What follows is a set of records; copy all of it exactly.

Supplied records:
▬▬▬▬▬▬▬▬▬▬

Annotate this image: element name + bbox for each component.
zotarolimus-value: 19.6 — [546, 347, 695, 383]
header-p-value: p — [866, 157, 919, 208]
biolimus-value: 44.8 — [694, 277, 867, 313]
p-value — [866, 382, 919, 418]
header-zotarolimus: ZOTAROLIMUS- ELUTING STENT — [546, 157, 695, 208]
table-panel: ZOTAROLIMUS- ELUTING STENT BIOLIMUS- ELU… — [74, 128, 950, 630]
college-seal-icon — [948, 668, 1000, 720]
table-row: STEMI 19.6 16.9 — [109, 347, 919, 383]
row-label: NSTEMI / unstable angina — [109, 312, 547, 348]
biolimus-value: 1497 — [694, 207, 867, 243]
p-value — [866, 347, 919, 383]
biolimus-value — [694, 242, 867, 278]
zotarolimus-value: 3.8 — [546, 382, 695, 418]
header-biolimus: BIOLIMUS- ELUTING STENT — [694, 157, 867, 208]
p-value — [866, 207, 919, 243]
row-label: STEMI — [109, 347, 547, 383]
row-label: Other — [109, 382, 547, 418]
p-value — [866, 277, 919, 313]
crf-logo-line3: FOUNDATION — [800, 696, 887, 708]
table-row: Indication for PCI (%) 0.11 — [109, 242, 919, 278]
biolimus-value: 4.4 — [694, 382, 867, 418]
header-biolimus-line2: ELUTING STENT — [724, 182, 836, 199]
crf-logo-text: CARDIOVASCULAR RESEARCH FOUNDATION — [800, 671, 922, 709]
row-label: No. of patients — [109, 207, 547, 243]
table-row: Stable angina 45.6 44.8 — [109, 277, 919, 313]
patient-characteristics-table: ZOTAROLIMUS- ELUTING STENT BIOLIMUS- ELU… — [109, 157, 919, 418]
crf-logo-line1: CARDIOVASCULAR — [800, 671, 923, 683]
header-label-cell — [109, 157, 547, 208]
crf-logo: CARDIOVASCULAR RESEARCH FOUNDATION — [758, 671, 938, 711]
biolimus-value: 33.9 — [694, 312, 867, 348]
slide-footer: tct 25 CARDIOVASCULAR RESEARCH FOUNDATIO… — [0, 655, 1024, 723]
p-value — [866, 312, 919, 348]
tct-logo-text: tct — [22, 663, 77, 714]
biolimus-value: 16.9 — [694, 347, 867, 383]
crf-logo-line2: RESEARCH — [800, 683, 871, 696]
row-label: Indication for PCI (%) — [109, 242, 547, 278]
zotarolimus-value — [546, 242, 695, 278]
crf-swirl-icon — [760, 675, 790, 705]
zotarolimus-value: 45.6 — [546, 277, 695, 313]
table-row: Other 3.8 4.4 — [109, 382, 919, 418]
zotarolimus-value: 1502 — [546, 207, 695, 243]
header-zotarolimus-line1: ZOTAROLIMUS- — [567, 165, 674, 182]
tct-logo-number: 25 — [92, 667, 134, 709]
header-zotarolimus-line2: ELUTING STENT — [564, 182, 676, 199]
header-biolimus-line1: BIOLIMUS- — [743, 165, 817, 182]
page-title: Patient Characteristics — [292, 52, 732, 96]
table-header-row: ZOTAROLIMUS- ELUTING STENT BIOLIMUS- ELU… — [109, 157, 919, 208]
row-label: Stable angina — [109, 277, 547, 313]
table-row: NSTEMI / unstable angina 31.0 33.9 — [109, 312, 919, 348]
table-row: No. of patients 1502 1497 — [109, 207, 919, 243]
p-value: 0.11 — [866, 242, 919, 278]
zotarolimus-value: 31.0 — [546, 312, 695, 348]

▬▬▬▬▬▬▬▬▬▬

Expected answer:
Annotate this image: element name + bbox for each component.
zotarolimus-value: 19.6 — [546, 347, 695, 383]
header-p-value: p — [866, 157, 919, 208]
biolimus-value: 44.8 — [694, 277, 867, 313]
p-value — [866, 382, 919, 418]
header-zotarolimus: ZOTAROLIMUS- ELUTING STENT — [546, 157, 695, 208]
table-panel: ZOTAROLIMUS- ELUTING STENT BIOLIMUS- ELU… — [74, 128, 950, 630]
college-seal-icon — [948, 668, 1000, 720]
table-row: STEMI 19.6 16.9 — [109, 347, 919, 383]
row-label: NSTEMI / unstable angina — [109, 312, 547, 348]
biolimus-value: 1497 — [694, 207, 867, 243]
p-value — [866, 347, 919, 383]
biolimus-value — [694, 242, 867, 278]
zotarolimus-value: 3.8 — [546, 382, 695, 418]
header-biolimus: BIOLIMUS- ELUTING STENT — [694, 157, 867, 208]
p-value — [866, 207, 919, 243]
row-label: STEMI — [109, 347, 547, 383]
row-label: Other — [109, 382, 547, 418]
p-value — [866, 277, 919, 313]
crf-logo-line3: FOUNDATION — [800, 696, 887, 708]
table-row: Indication for PCI (%) 0.11 — [109, 242, 919, 278]
biolimus-value: 4.4 — [694, 382, 867, 418]
header-biolimus-line2: ELUTING STENT — [724, 182, 836, 199]
crf-logo-text: CARDIOVASCULAR RESEARCH FOUNDATION — [800, 671, 922, 709]
row-label: No. of patients — [109, 207, 547, 243]
table-row: Stable angina 45.6 44.8 — [109, 277, 919, 313]
patient-characteristics-table: ZOTAROLIMUS- ELUTING STENT BIOLIMUS- ELU… — [109, 157, 919, 418]
crf-logo-line1: CARDIOVASCULAR — [800, 671, 923, 683]
header-label-cell — [109, 157, 547, 208]
crf-logo: CARDIOVASCULAR RESEARCH FOUNDATION — [758, 671, 938, 711]
biolimus-value: 33.9 — [694, 312, 867, 348]
slide-footer: tct 25 CARDIOVASCULAR RESEARCH FOUNDATIO… — [0, 655, 1024, 723]
p-value — [866, 312, 919, 348]
tct-logo-text: tct — [22, 663, 77, 714]
biolimus-value: 16.9 — [694, 347, 867, 383]
crf-logo-line2: RESEARCH — [800, 683, 871, 696]
row-label: Indication for PCI (%) — [109, 242, 547, 278]
zotarolimus-value — [546, 242, 695, 278]
crf-swirl-icon — [760, 675, 790, 705]
zotarolimus-value: 45.6 — [546, 277, 695, 313]
table-row: Other 3.8 4.4 — [109, 382, 919, 418]
zotarolimus-value: 1502 — [546, 207, 695, 243]
header-zotarolimus-line1: ZOTAROLIMUS- — [567, 165, 674, 182]
tct-logo-number: 25 — [92, 667, 134, 709]
header-zotarolimus-line2: ELUTING STENT — [564, 182, 676, 199]
header-biolimus-line1: BIOLIMUS- — [743, 165, 817, 182]
page-title: Patient Characteristics — [292, 52, 732, 96]
table-header-row: ZOTAROLIMUS- ELUTING STENT BIOLIMUS- ELU… — [109, 157, 919, 208]
row-label: Stable angina — [109, 277, 547, 313]
table-row: NSTEMI / unstable angina 31.0 33.9 — [109, 312, 919, 348]
table-row: No. of patients 1502 1497 — [109, 207, 919, 243]
p-value: 0.11 — [866, 242, 919, 278]
zotarolimus-value: 31.0 — [546, 312, 695, 348]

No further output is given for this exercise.